Copy every line of the records that follow, word for word, and omit the pictures from your output.

Records for the exercise:
================

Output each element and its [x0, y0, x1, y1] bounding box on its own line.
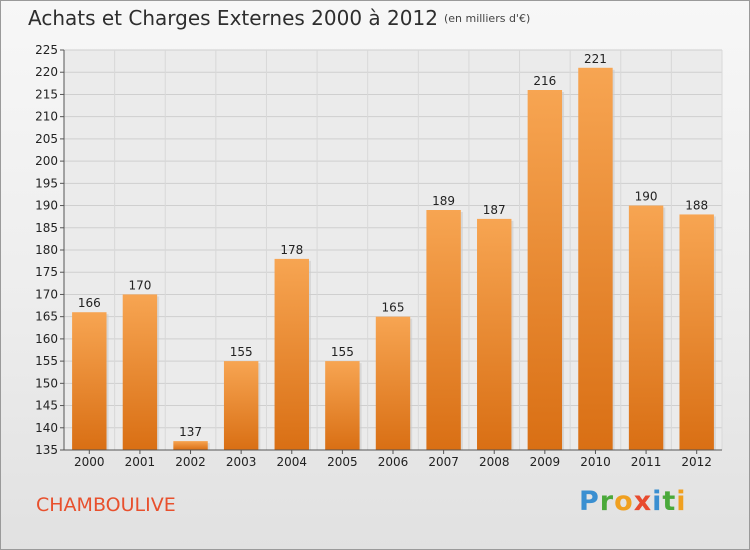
- y-tick-label: 190: [35, 199, 58, 213]
- data-label: 189: [432, 194, 455, 208]
- bar: [527, 90, 563, 450]
- logo-letter: t: [662, 486, 677, 517]
- data-label: 166: [78, 296, 101, 310]
- bar: [223, 361, 259, 450]
- bar: [477, 218, 512, 450]
- data-label: 178: [280, 243, 303, 257]
- x-tick-label: 2004: [276, 455, 307, 469]
- y-tick-label: 220: [35, 65, 58, 79]
- x-tick-label: 2002: [175, 455, 206, 469]
- x-tick-label: 2008: [479, 455, 510, 469]
- data-label: 216: [533, 74, 556, 88]
- bar: [628, 205, 664, 450]
- y-tick-label: 145: [35, 399, 58, 413]
- x-tick-label: 2003: [226, 455, 257, 469]
- y-tick-label: 195: [35, 176, 58, 190]
- y-tick-label: 165: [35, 310, 58, 324]
- y-tick-label: 200: [35, 154, 58, 168]
- y-tick-label: 185: [35, 221, 58, 235]
- proxiti-logo: Proxiti: [579, 486, 687, 517]
- data-label: 155: [331, 345, 354, 359]
- y-tick-label: 140: [35, 421, 58, 435]
- bar: [578, 67, 613, 451]
- logo-letter: i: [652, 486, 663, 517]
- y-tick-label: 160: [35, 332, 58, 346]
- data-label: 137: [179, 425, 202, 439]
- title-text: Achats et Charges Externes 2000 à 2012: [28, 6, 438, 30]
- x-tick-label: 2005: [327, 455, 358, 469]
- y-tick-label: 225: [35, 43, 58, 57]
- y-tick-label: 210: [35, 110, 58, 124]
- data-label: 155: [230, 345, 253, 359]
- x-tick-label: 2009: [530, 455, 561, 469]
- bar: [426, 210, 461, 450]
- bar: [122, 294, 158, 450]
- logo-letter: r: [599, 486, 615, 517]
- bar: [72, 312, 107, 450]
- y-tick-label: 215: [35, 87, 58, 101]
- y-tick-label: 150: [35, 376, 58, 390]
- x-tick-label: 2006: [378, 455, 409, 469]
- y-tick-label: 155: [35, 354, 58, 368]
- logo-letter: x: [633, 486, 653, 517]
- logo-letter: P: [579, 486, 600, 517]
- x-axis: 2000 2001 2002 2003 2004 2005 2006 2007 2008 2009…: [64, 449, 722, 469]
- logo-letter: o: [614, 486, 634, 517]
- unit-label: (en milliers d'€): [443, 12, 531, 25]
- data-label: 187: [483, 203, 506, 217]
- x-tick-label: 2012: [681, 455, 712, 469]
- logo-letter: i: [676, 486, 687, 517]
- bar: [679, 214, 714, 450]
- x-tick-label: 2007: [428, 455, 459, 469]
- y-tick-label: 170: [35, 287, 58, 301]
- bar: [173, 441, 208, 450]
- y-tick-label: 180: [35, 243, 58, 257]
- bar: [274, 258, 309, 450]
- y-tick-label: 175: [35, 265, 58, 279]
- data-label: 170: [128, 278, 151, 292]
- location-name: CHAMBOULIVE: [36, 494, 176, 516]
- x-tick-label: 2010: [580, 455, 611, 469]
- y-tick-label: 135: [35, 443, 58, 457]
- data-label: 221: [584, 52, 607, 66]
- chart-title: Achats et Charges Externes 2000 à 2012 (e…: [28, 6, 530, 30]
- data-label: 188: [685, 198, 708, 212]
- bar: [375, 316, 411, 450]
- bar: [325, 361, 360, 450]
- x-tick-label: 2000: [74, 455, 105, 469]
- y-tick-label: 205: [35, 132, 58, 146]
- data-label: 165: [382, 301, 405, 315]
- x-tick-label: 2011: [631, 455, 662, 469]
- data-label: 190: [635, 190, 658, 204]
- y-axis: 135 140 145 150 155 160 165 170 175 180 185 190 195 2…: [35, 43, 65, 457]
- x-tick-label: 2001: [125, 455, 156, 469]
- bars: 166 170 137 155 178 155 165 189 187 216 221 190 188: [72, 52, 716, 451]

================

Right answer:
Output each element and its [x0, y0, x1, y1] bounding box on its own line.
- y-tick-label: 190: [35, 199, 58, 213]
- data-label: 189: [432, 194, 455, 208]
- bar: [527, 90, 563, 450]
- logo-letter: t: [662, 486, 677, 517]
- data-label: 166: [78, 296, 101, 310]
- bar: [223, 361, 259, 450]
- bar: [477, 218, 512, 450]
- data-label: 178: [280, 243, 303, 257]
- x-tick-label: 2004: [276, 455, 307, 469]
- y-tick-label: 220: [35, 65, 58, 79]
- x-tick-label: 2002: [175, 455, 206, 469]
- x-tick-label: 2008: [479, 455, 510, 469]
- data-label: 216: [533, 74, 556, 88]
- bar: [628, 205, 664, 450]
- y-tick-label: 145: [35, 399, 58, 413]
- x-tick-label: 2003: [226, 455, 257, 469]
- y-tick-label: 195: [35, 176, 58, 190]
- y-tick-label: 165: [35, 310, 58, 324]
- y-tick-label: 200: [35, 154, 58, 168]
- y-tick-label: 185: [35, 221, 58, 235]
- proxiti-logo: Proxiti: [579, 486, 687, 517]
- data-label: 155: [331, 345, 354, 359]
- y-tick-label: 140: [35, 421, 58, 435]
- bar: [578, 67, 613, 451]
- logo-letter: i: [652, 486, 663, 517]
- y-tick-label: 160: [35, 332, 58, 346]
- data-label: 137: [179, 425, 202, 439]
- title-text: Achats et Charges Externes 2000 à 2012: [28, 6, 438, 30]
- x-tick-label: 2005: [327, 455, 358, 469]
- y-tick-label: 225: [35, 43, 58, 57]
- y-tick-label: 210: [35, 110, 58, 124]
- data-label: 155: [230, 345, 253, 359]
- x-tick-label: 2009: [530, 455, 561, 469]
- bar: [426, 210, 461, 450]
- bar: [122, 294, 158, 450]
- logo-letter: r: [599, 486, 615, 517]
- bar: [72, 312, 107, 450]
- y-tick-label: 215: [35, 87, 58, 101]
- y-tick-label: 150: [35, 376, 58, 390]
- x-tick-label: 2006: [378, 455, 409, 469]
- y-tick-label: 155: [35, 354, 58, 368]
- logo-letter: x: [633, 486, 653, 517]
- logo-letter: P: [579, 486, 600, 517]
- x-axis: 2000 2001 2002 2003 2004 2005 2006 2007 2008 2009…: [64, 449, 722, 469]
- logo-letter: o: [614, 486, 634, 517]
- unit-label: (en milliers d'€): [443, 12, 531, 25]
- data-label: 187: [483, 203, 506, 217]
- x-tick-label: 2012: [681, 455, 712, 469]
- logo-letter: i: [676, 486, 687, 517]
- bar: [679, 214, 714, 450]
- x-tick-label: 2007: [428, 455, 459, 469]
- y-tick-label: 170: [35, 287, 58, 301]
- bar: [173, 441, 208, 450]
- y-tick-label: 180: [35, 243, 58, 257]
- bar: [274, 258, 309, 450]
- y-tick-label: 175: [35, 265, 58, 279]
- data-label: 170: [128, 278, 151, 292]
- location-name: CHAMBOULIVE: [36, 494, 176, 516]
- x-tick-label: 2010: [580, 455, 611, 469]
- y-tick-label: 135: [35, 443, 58, 457]
- data-label: 221: [584, 52, 607, 66]
- chart-title: Achats et Charges Externes 2000 à 2012 (e…: [28, 6, 530, 30]
- data-label: 188: [685, 198, 708, 212]
- bar: [375, 316, 411, 450]
- bar: [325, 361, 360, 450]
- x-tick-label: 2000: [74, 455, 105, 469]
- y-tick-label: 205: [35, 132, 58, 146]
- data-label: 165: [382, 301, 405, 315]
- x-tick-label: 2011: [631, 455, 662, 469]
- data-label: 190: [635, 190, 658, 204]
- y-axis: 135 140 145 150 155 160 165 170 175 180 185 190 195 2…: [35, 43, 65, 457]
- x-tick-label: 2001: [125, 455, 156, 469]
- bars: 166 170 137 155 178 155 165 189 187 216 221 190 188: [72, 52, 716, 451]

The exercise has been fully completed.